Task brief
Please rewrite the listing as a Markdown table with the columns "Row" and "Entry", numbering each line and leaving out blank lines. Cover only the stretch starting with the line that contains "candle-body [493, 274, 497, 288]" and going on through the line that contains "callout [664, 74, 819, 144]".

** BEGIN **

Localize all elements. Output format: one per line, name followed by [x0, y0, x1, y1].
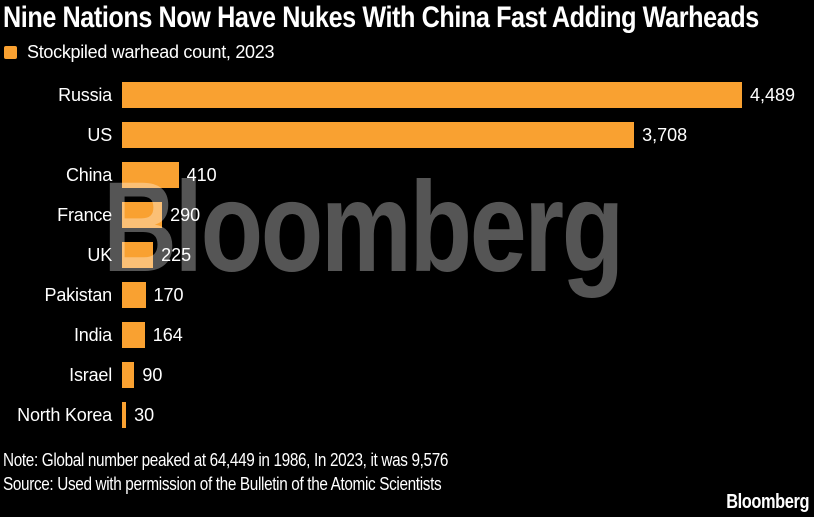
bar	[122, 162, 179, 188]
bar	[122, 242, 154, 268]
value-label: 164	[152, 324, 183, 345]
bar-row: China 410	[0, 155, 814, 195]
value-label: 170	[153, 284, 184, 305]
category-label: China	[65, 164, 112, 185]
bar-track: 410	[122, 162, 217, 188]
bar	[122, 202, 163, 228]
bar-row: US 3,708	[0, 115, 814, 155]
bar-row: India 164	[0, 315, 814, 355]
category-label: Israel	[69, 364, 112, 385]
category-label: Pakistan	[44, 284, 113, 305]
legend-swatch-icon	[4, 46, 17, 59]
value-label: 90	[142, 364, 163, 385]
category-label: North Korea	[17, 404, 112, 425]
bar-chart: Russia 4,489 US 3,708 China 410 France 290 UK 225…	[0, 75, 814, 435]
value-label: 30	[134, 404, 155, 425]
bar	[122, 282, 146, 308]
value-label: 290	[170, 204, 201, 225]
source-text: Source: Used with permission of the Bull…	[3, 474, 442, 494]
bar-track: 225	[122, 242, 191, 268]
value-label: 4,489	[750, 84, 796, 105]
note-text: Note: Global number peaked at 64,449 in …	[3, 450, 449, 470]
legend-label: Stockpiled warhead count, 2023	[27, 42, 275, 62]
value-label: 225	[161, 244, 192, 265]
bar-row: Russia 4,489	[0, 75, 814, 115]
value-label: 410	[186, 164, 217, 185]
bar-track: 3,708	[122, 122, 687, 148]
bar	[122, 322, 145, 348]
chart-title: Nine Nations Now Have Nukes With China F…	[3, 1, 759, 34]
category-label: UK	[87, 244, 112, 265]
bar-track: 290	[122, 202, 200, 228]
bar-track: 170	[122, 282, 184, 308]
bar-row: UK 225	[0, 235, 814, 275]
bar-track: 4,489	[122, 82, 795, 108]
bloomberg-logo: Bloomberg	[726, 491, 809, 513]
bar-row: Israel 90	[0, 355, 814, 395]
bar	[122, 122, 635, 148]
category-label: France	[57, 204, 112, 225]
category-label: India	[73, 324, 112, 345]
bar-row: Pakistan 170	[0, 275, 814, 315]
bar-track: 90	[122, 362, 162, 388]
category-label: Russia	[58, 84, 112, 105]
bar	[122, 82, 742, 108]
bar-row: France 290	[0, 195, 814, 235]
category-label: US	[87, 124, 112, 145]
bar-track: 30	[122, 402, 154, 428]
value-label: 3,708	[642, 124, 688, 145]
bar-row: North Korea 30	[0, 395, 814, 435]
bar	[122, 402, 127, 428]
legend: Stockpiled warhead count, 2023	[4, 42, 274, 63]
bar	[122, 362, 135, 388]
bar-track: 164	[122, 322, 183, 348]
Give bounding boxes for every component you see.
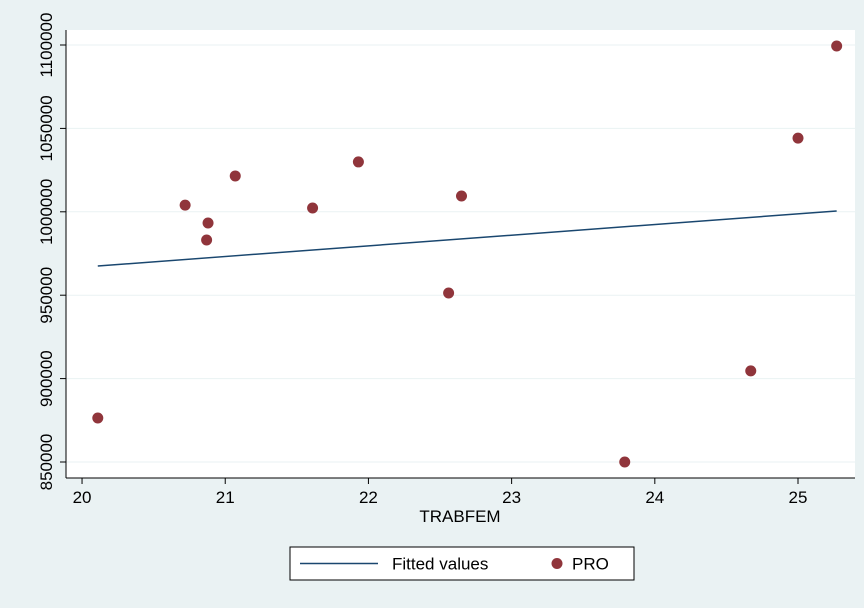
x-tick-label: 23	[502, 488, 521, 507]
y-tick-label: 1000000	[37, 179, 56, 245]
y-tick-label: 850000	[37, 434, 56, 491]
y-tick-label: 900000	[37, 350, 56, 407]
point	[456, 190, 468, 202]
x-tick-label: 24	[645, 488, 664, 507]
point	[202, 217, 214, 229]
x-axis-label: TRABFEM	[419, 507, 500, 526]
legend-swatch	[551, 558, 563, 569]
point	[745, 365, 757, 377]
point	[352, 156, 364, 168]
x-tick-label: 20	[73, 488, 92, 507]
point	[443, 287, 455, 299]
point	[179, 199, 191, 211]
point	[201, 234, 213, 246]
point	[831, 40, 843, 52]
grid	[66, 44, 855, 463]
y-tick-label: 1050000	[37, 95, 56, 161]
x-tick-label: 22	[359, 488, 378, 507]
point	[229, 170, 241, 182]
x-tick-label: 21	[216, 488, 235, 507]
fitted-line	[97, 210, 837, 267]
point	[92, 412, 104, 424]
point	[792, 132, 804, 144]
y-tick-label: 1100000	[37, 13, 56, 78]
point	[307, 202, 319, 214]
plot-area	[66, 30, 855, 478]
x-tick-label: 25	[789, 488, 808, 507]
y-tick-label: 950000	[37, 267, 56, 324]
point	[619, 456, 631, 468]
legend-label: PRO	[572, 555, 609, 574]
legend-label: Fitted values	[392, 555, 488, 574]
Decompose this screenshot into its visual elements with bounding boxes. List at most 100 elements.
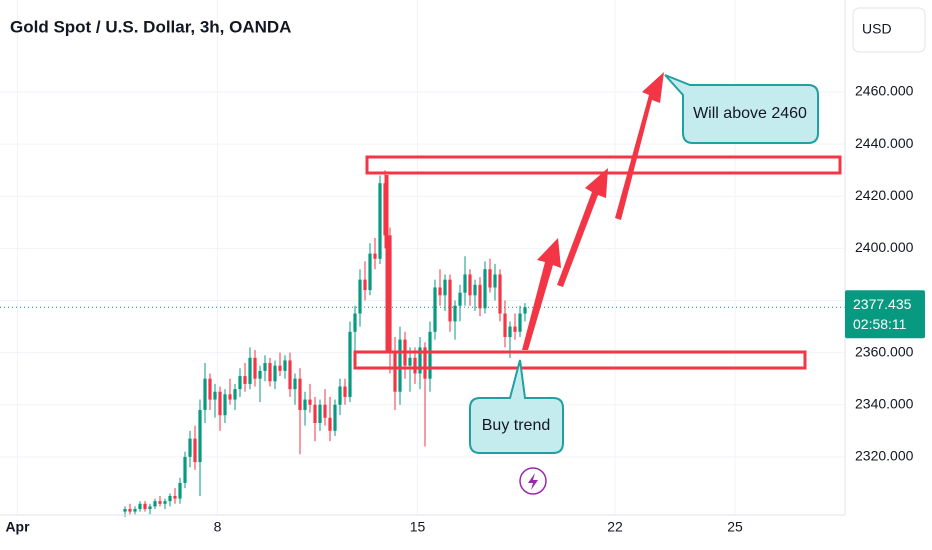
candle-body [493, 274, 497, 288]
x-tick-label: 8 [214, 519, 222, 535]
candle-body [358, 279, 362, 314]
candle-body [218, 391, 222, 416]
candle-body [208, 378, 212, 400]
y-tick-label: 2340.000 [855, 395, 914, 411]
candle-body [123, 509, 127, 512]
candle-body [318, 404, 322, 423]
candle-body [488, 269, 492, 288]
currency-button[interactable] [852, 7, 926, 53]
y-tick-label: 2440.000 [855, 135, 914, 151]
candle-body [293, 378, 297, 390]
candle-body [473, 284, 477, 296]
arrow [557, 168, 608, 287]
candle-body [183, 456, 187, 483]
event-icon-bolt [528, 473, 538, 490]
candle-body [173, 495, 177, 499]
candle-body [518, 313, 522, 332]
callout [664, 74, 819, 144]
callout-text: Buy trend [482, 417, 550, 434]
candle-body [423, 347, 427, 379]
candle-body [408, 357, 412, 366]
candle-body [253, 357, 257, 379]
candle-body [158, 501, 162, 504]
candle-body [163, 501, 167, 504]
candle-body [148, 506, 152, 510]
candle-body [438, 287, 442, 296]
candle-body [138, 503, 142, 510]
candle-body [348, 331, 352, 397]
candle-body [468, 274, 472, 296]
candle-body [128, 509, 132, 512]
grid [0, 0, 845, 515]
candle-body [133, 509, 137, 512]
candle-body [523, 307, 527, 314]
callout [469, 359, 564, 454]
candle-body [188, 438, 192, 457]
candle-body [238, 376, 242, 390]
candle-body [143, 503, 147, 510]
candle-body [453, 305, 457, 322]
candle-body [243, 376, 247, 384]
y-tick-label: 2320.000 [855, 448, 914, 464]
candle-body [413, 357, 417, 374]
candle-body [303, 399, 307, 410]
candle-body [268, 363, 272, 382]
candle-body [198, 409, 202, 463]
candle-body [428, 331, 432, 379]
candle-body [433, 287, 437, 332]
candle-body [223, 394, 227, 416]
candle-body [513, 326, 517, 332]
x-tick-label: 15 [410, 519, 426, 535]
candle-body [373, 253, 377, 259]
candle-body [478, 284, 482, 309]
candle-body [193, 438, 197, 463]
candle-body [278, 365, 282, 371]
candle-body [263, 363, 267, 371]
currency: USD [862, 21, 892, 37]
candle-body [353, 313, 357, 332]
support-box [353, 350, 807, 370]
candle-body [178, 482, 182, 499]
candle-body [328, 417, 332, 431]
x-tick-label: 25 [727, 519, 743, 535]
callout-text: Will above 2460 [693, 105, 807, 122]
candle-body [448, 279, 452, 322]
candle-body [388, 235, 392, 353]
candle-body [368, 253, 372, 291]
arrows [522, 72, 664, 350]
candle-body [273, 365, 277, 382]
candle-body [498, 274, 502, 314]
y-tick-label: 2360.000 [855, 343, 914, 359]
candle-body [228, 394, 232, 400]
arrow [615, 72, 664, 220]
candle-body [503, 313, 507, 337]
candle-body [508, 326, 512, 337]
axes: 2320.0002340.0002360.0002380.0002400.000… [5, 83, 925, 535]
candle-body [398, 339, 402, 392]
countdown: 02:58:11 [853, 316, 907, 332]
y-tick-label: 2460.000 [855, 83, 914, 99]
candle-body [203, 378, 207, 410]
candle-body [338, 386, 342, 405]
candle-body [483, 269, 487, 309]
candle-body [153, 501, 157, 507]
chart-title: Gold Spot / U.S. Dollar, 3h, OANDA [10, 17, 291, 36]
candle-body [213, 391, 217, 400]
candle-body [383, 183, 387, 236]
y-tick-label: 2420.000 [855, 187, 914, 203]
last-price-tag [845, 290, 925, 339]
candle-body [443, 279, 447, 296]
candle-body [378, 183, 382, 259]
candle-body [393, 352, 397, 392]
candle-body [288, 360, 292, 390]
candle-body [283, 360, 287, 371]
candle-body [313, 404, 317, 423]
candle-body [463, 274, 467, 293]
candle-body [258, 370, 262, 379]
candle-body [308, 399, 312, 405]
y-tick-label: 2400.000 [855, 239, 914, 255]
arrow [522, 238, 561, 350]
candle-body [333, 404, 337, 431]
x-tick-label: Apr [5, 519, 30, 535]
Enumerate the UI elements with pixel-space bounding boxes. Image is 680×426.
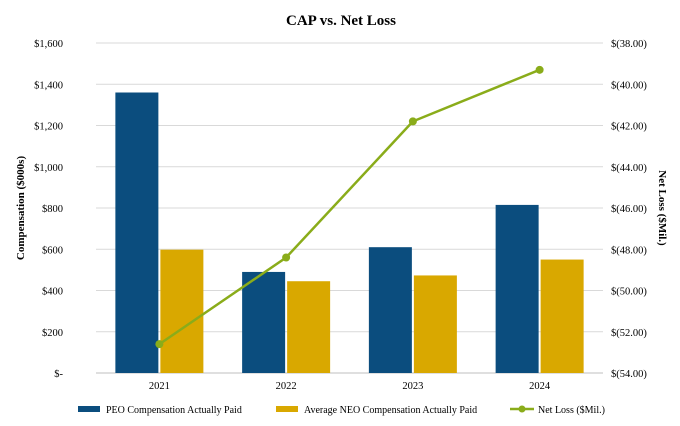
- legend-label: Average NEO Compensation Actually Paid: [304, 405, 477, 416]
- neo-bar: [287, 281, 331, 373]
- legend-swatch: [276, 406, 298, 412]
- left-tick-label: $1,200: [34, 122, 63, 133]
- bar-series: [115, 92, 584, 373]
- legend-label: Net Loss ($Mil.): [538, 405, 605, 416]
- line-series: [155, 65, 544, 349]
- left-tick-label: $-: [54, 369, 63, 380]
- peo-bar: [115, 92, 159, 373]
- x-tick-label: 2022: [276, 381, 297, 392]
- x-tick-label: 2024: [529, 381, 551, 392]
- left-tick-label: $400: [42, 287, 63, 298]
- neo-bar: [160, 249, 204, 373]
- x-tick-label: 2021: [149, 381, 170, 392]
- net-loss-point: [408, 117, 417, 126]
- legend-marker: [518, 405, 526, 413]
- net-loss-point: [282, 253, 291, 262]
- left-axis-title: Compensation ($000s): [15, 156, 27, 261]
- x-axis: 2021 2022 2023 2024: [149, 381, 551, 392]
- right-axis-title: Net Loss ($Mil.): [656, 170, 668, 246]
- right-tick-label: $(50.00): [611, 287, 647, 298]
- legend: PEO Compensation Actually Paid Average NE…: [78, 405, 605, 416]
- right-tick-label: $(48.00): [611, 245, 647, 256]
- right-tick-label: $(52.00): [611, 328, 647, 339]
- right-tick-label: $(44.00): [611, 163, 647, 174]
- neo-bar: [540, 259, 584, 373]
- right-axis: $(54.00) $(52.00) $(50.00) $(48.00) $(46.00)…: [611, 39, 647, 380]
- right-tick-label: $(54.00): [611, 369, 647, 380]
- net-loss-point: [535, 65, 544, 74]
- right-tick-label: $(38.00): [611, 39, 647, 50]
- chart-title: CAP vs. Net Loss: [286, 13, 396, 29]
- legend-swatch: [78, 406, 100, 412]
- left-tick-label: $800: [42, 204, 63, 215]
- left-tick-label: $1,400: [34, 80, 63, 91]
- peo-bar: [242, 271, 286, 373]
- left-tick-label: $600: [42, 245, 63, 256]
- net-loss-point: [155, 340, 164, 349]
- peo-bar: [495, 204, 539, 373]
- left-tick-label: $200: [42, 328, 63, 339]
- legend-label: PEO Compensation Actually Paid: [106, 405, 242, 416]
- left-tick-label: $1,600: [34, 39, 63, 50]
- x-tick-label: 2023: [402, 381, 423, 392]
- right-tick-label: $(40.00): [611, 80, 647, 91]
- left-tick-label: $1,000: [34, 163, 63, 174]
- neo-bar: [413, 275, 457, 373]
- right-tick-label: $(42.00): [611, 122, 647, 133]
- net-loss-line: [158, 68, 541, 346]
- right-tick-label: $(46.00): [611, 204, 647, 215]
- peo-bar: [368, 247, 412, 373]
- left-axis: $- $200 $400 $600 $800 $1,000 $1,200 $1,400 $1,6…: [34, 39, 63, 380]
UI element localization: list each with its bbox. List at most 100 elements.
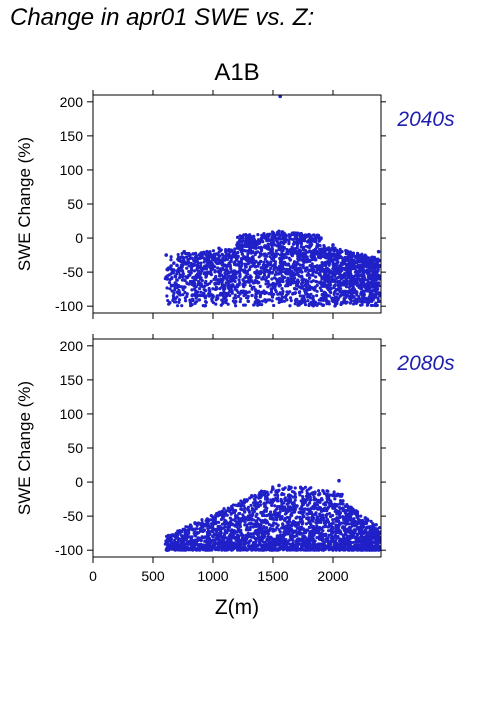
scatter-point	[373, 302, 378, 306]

** END **

Finished answer
| Row | Entry |
|---|---|
| 1 | candle-body [493, 274, 497, 288] |
| 2 | x-tick-label: 8 [214, 519, 222, 535] |
| 3 | candle-body [358, 279, 362, 314] |
| 4 | candle-body [218, 391, 222, 416] |
| 5 | candle-body [208, 378, 212, 400] |
| 6 | y-tick-label: 2340.000 [855, 395, 914, 411] |
| 7 | candle-body [123, 509, 127, 512] |
| 8 | candle-body [318, 404, 322, 423] |
| 9 | candle-body [488, 269, 492, 288] |
| 10 | currency-button[interactable] [852, 7, 926, 53] |
| 11 | y-tick-label: 2440.000 [855, 135, 914, 151] |
| 12 | candle-body [293, 378, 297, 390] |
| 13 | candle-body [473, 284, 477, 296] |
| 14 | arrow [557, 168, 608, 287] |
| 15 | candle-body [183, 456, 187, 483] |
| 16 | event-icon-bolt [528, 473, 538, 490] |
| 17 | candle-body [173, 495, 177, 499] |
| 18 | candle-body [518, 313, 522, 332] |
| 19 | callout [664, 74, 819, 144] |